<<<<

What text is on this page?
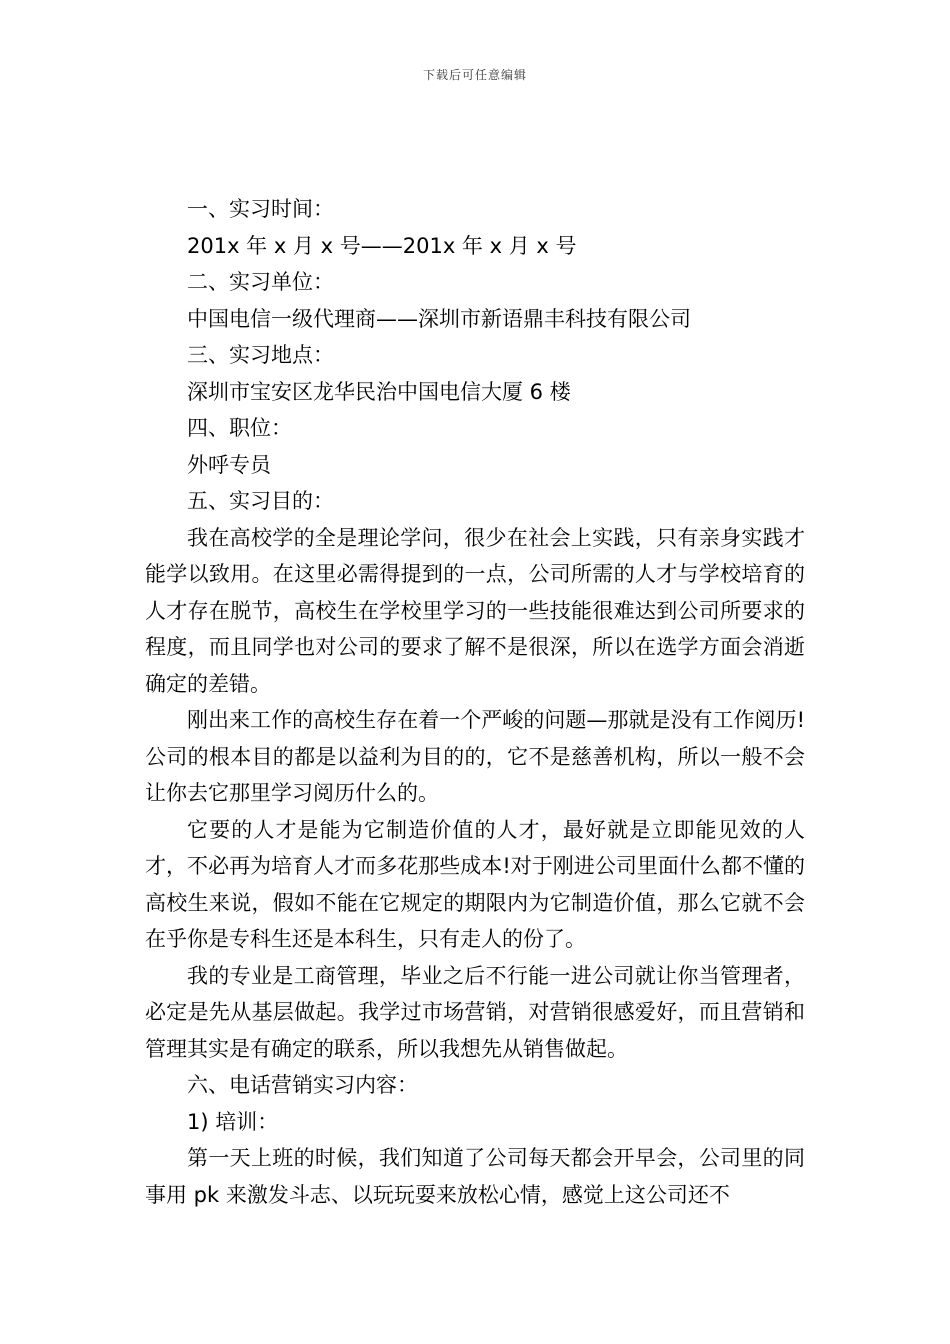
下载后可任意编辑

一、实习时间：

201x 年 x 月 x 号——201x 年 x 月 x 号

二、实习单位：

中国电信一级代理商——深圳市新语鼎丰科技有限公司

三、实习地点：

深圳市宝安区龙华民治中国电信大厦 6 楼

四、职位：

外呼专员

五、实习目的：

我在高校学的全是理论学问，很少在社会上实践，只有亲身实践才能学以致用。在这里必需得提到的一点，公司所需的人才与学校培育的人才存在脱节，高校生在学校里学习的一些技能很难达到公司所要求的程度，而且同学也对公司的要求了解不是很深，所以在选学方面会消逝确定的差错。

刚出来工作的高校生存在着一个严峻的问题—那就是没有工作阅历!公司的根本目的都是以益利为目的的，它不是慈善机构，所以一般不会让你去它那里学习阅历什么的。

它要的人才是能为它制造价值的人才，最好就是立即能见效的人才，不必再为培育人才而多花那些成本!对于刚进公司里面什么都不懂的高校生来说，假如不能在它规定的期限内为它制造价值，那么它就不会在乎你是专科生还是本科生，只有走人的份了。

我的专业是工商管理，毕业之后不行能一进公司就让你当管理者，必定是先从基层做起。我学过市场营销，对营销很感爱好，而且营销和管理其实是有确定的联系，所以我想先从销售做起。

六、电话营销实习内容：

1) 培训：

第一天上班的时候，我们知道了公司每天都会开早会，公司里的同事用 pk 来激发斗志、以玩玩耍来放松心情，感觉上这公司还不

>>>>

• WORK INSTRUCTIONS: Strip out the pictures and quote the remaining data word for word.

• ANSWER BELOW:
What text is on this page?
下载后可任意编辑

一、实习时间：

201x 年 x 月 x 号——201x 年 x 月 x 号

二、实习单位：

中国电信一级代理商——深圳市新语鼎丰科技有限公司

三、实习地点：

深圳市宝安区龙华民治中国电信大厦 6 楼

四、职位：

外呼专员

五、实习目的：

我在高校学的全是理论学问，很少在社会上实践，只有亲身实践才能学以致用。在这里必需得提到的一点，公司所需的人才与学校培育的人才存在脱节，高校生在学校里学习的一些技能很难达到公司所要求的程度，而且同学也对公司的要求了解不是很深，所以在选学方面会消逝确定的差错。

刚出来工作的高校生存在着一个严峻的问题—那就是没有工作阅历!公司的根本目的都是以益利为目的的，它不是慈善机构，所以一般不会让你去它那里学习阅历什么的。

它要的人才是能为它制造价值的人才，最好就是立即能见效的人才，不必再为培育人才而多花那些成本!对于刚进公司里面什么都不懂的高校生来说，假如不能在它规定的期限内为它制造价值，那么它就不会在乎你是专科生还是本科生，只有走人的份了。

我的专业是工商管理，毕业之后不行能一进公司就让你当管理者，必定是先从基层做起。我学过市场营销，对营销很感爱好，而且营销和管理其实是有确定的联系，所以我想先从销售做起。

六、电话营销实习内容：

1) 培训：

第一天上班的时候，我们知道了公司每天都会开早会，公司里的同事用 pk 来激发斗志、以玩玩耍来放松心情，感觉上这公司还不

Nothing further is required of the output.